## [Liste des tâches]
1. Relevez, s'il vous plaît, tous les noms de pays, de régions et de villes mentionnés dans l'extrait du blog ci-dessous, chacun une seule fois.
2. Recopiez à l'identique le passage de l'extrait du blog qui commence par « Bon on ne va » et se termine par « FELIZ ANO NUEVO... ».

## [Texte fourni]
──────────
Bon on ne va pas non plus dire que c’est l’amour fou entre moi et les grillos. Si j’en vois un dans ma chambre, en règle générale il ne fait pas long feu. Mais je suis sur le chemin de la tolérance, c’est l’essentiel non ?

lundi 4 janvier 2010

FELIZ ANO NUEVO...



Nous sommes le 1er janvier 2010, et je me trouve quelque part entre les eaux chaudes du Moyen Orient et la côte tropicale d’Equateur, en escale sur le sol français, aéroport Paris Charles de Gaulle, et il est 6h30 du mat. Tandis que mes amis français terminent de fêter le réveillon où sont en train de décuver quelque part dans une salle de bain, ceux d’Equateur viennent à peine de se souhaiter la bonne année sur la plage. De mon côté, les 30 heures de voyage en avion entre Abu Dhabi et Guayaquil me donnent non seulement le plaisir de fêter l’entrée en 2010 une dizaine de fois, elles me laissent aussi beaucoup de temps mort pour philosopher sur la vida, me demander si ça vaut la peine de prendre des bonnes résolutions cette année, calmer mon angoisse de l’arrivée de la saison des pluies en Equateur (et avec, l’arrivée des criquets qui envahissent les maisons par centaines), penser à ce que je vais faire pendant les cinq mois de stage qui me restent, ou bien simplement observer avec dédain la gâtée pourrie qui mange son pain en chocolat en courrant dans le terminal malgré les indications de sa mère américaine qui lui demande de «sweety, please sit on your tushy». Et bien évidemment d’écrire un peu dans ce blog, que j’entretiens si mal ces derniers temps, pour dire que je pense à chacun d’entre vous en cette période de nouvelle année.
──────────
## [Documents fournis]
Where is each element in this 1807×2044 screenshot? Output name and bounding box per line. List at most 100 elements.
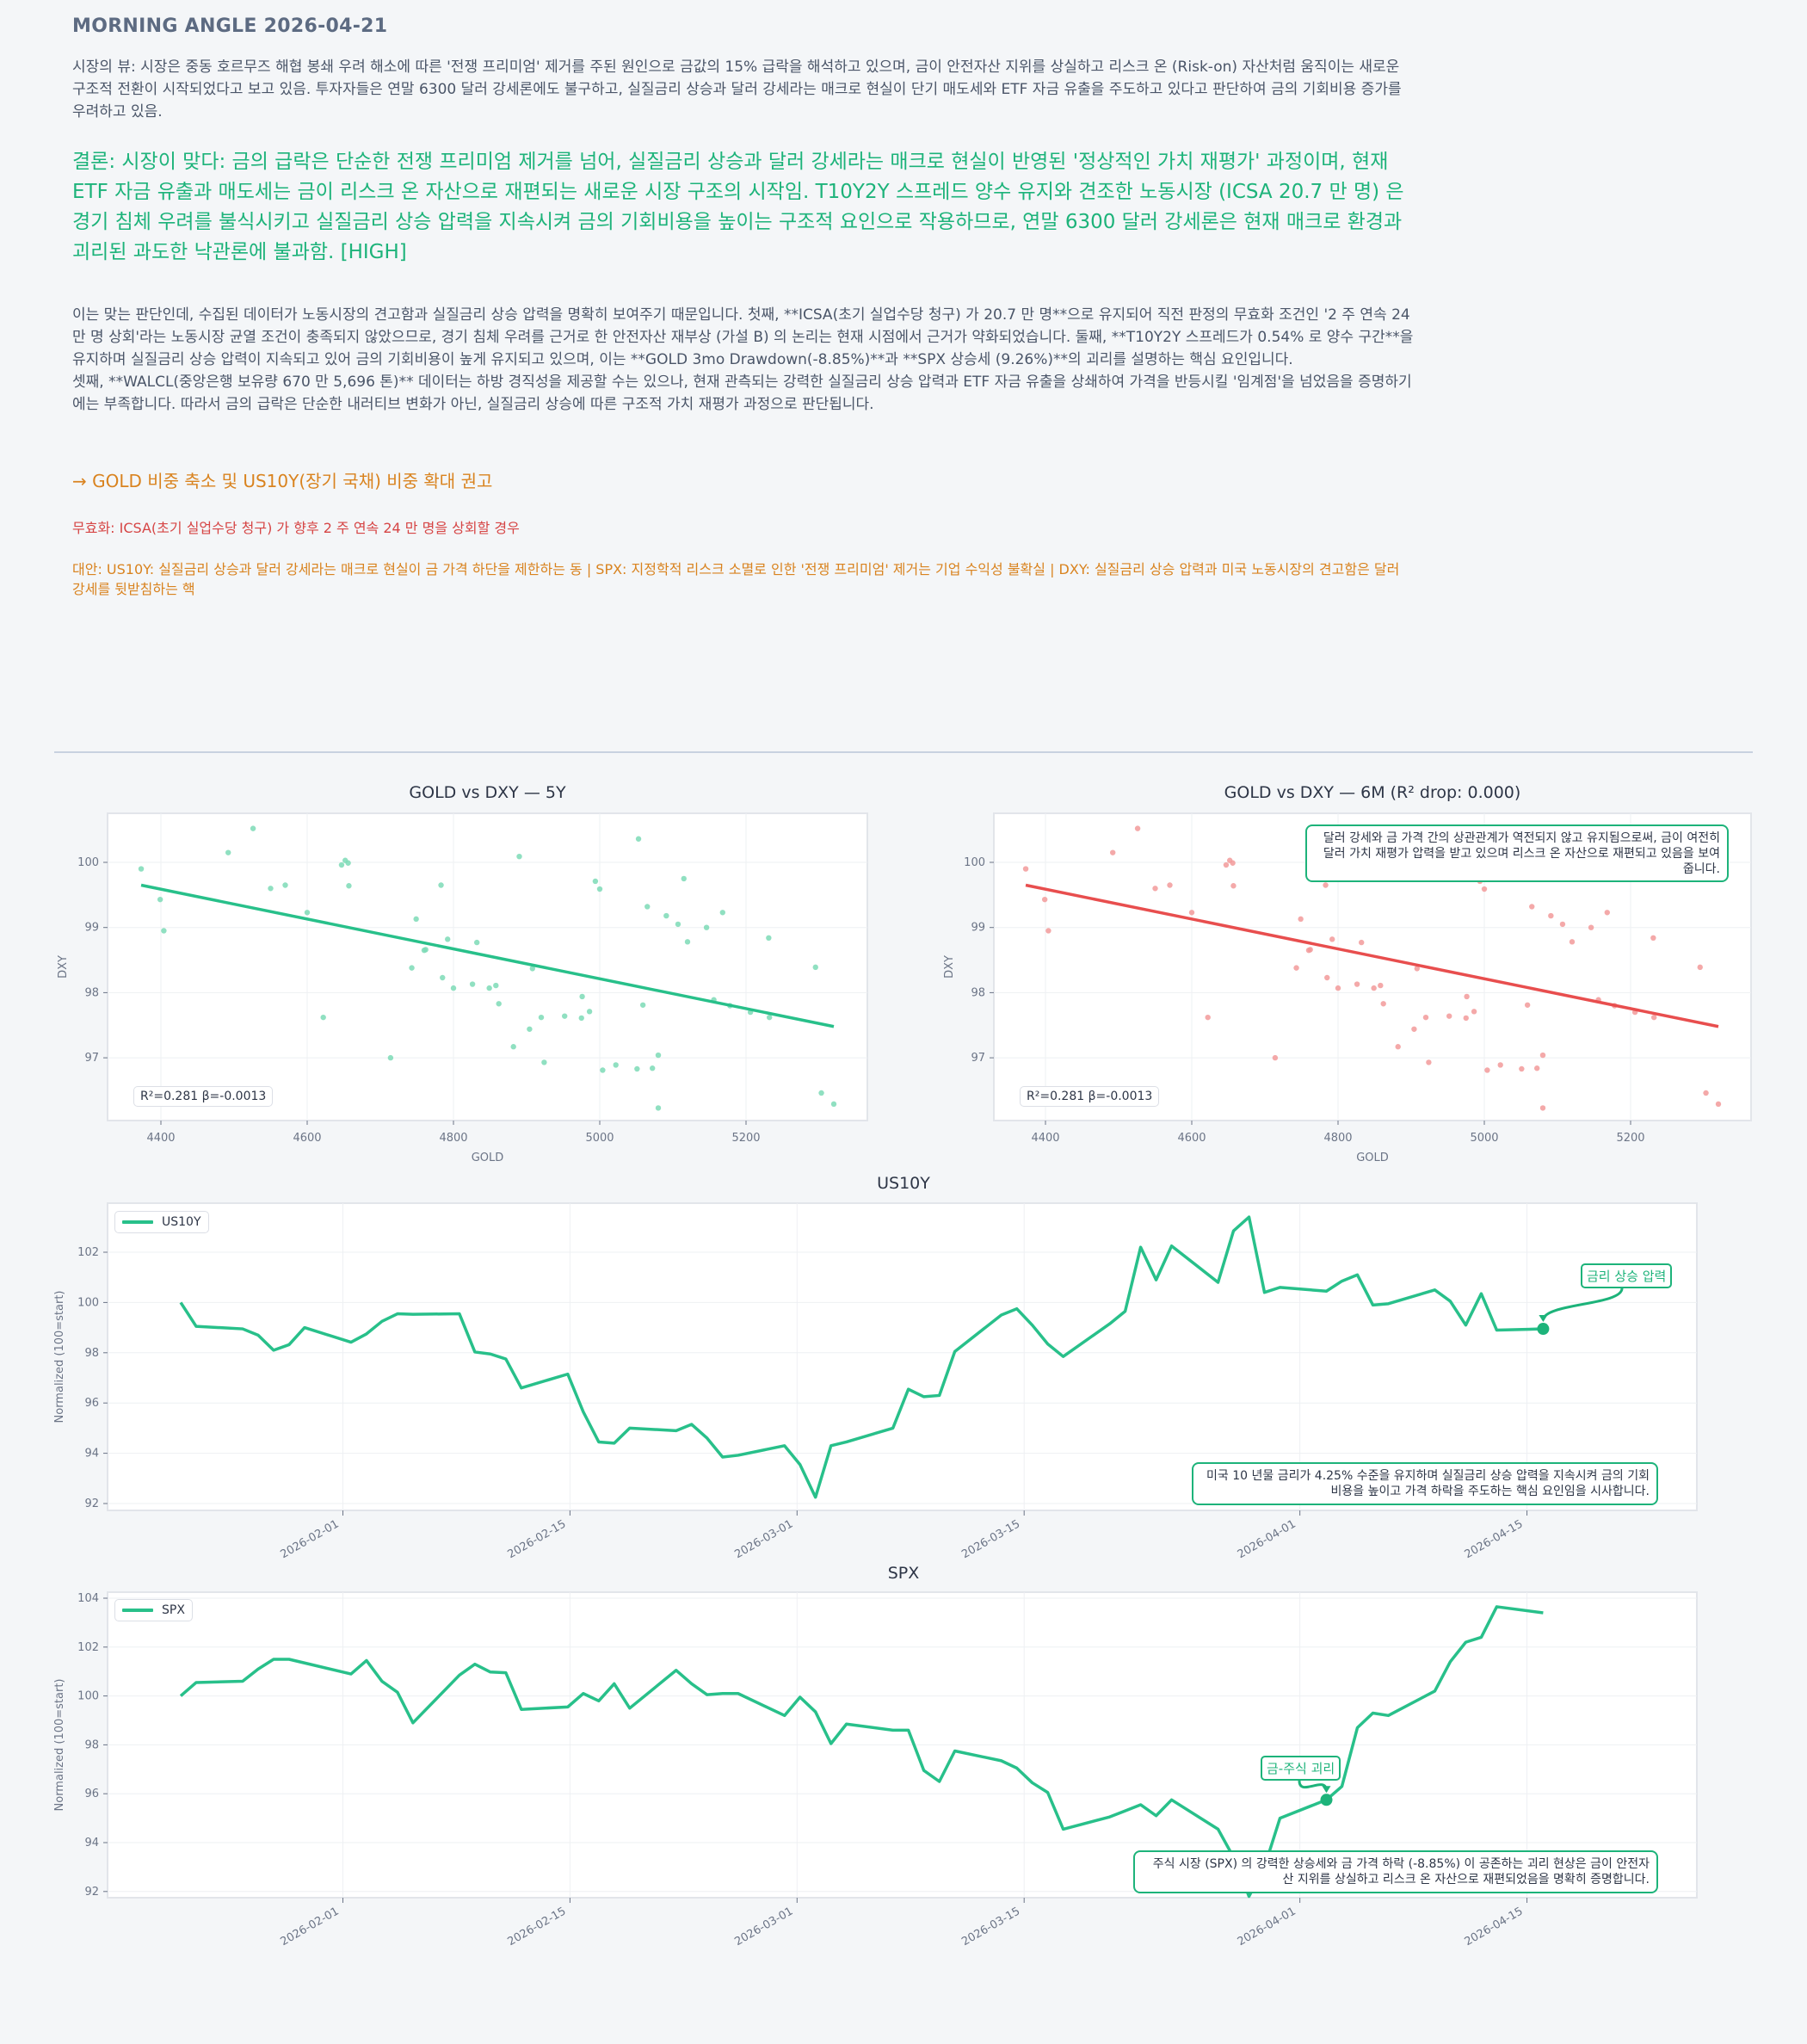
──────────
## [Réponses proposées]
1.
- Moyen Orient
- Equateur
- Paris
- Abu Dhabi
- Guayaquil

2.
Bon on ne va pas non plus dire que c’est l’amour fou entre moi et les grillos. Si j’en vois un dans ma chambre, en règle générale il ne fait pas long feu. Mais je suis sur le chemin de la tolérance, c’est l’essentiel non ?

lundi 4 janvier 2010

FELIZ ANO NUEVO...